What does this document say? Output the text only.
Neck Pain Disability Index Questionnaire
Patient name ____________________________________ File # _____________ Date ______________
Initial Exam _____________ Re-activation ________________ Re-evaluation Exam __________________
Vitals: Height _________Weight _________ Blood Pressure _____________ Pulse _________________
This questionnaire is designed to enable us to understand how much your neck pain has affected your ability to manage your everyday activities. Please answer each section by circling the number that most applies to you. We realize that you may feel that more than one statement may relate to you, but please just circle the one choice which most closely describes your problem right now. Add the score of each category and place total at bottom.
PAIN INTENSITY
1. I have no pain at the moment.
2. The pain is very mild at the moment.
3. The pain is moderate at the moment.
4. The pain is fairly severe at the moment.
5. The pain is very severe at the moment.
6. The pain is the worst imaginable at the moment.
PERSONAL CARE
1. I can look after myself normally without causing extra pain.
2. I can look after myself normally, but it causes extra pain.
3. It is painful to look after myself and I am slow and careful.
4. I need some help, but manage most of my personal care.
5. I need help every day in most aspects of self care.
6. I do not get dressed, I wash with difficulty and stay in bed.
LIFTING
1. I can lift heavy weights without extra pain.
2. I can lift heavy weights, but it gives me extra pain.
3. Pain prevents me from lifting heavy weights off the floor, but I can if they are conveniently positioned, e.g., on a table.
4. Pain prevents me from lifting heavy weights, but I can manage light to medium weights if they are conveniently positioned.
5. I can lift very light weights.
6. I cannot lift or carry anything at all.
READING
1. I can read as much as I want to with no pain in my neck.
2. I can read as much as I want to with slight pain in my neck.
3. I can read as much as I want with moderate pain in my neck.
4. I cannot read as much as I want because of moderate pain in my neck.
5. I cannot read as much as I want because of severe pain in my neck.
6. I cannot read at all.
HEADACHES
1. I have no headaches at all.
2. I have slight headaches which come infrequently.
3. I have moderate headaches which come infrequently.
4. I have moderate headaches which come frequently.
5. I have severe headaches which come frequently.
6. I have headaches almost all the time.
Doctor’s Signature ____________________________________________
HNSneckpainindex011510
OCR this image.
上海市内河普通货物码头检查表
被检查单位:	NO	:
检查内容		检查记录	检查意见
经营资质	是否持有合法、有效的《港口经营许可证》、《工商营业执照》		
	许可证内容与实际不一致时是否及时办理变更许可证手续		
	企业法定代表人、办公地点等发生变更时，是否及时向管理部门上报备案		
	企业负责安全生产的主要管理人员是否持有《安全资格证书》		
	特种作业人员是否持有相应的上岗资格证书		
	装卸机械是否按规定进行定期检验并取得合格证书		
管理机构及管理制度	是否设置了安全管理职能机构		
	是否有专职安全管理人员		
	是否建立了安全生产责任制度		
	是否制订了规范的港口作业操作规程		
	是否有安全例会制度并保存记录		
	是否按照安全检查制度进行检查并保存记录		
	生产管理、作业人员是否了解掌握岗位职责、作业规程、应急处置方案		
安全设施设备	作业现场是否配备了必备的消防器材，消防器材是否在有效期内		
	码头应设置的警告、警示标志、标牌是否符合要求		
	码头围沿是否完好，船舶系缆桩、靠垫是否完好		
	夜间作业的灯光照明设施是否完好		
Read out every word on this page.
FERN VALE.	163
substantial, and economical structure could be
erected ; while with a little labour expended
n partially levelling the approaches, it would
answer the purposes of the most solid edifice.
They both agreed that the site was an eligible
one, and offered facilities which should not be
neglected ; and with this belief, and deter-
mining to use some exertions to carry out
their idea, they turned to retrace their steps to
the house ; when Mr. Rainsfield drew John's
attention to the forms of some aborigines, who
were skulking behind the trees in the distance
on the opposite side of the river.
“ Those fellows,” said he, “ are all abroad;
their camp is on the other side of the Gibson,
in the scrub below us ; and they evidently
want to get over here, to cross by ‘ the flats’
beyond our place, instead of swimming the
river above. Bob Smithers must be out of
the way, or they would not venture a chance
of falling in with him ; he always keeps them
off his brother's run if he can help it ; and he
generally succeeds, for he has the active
........
- _INSTRUCTION_: Copy out each line of the entries that holds "positioned".

- _OUTPUT OF THE TASK_:
3. Pain prevents me from lifting heavy weights off the floor, but I can if they are conveniently positioned, e.g., on a table.
4. Pain prevents me from lifting heavy weights, but I can manage light to medium weights if they are conveniently positioned.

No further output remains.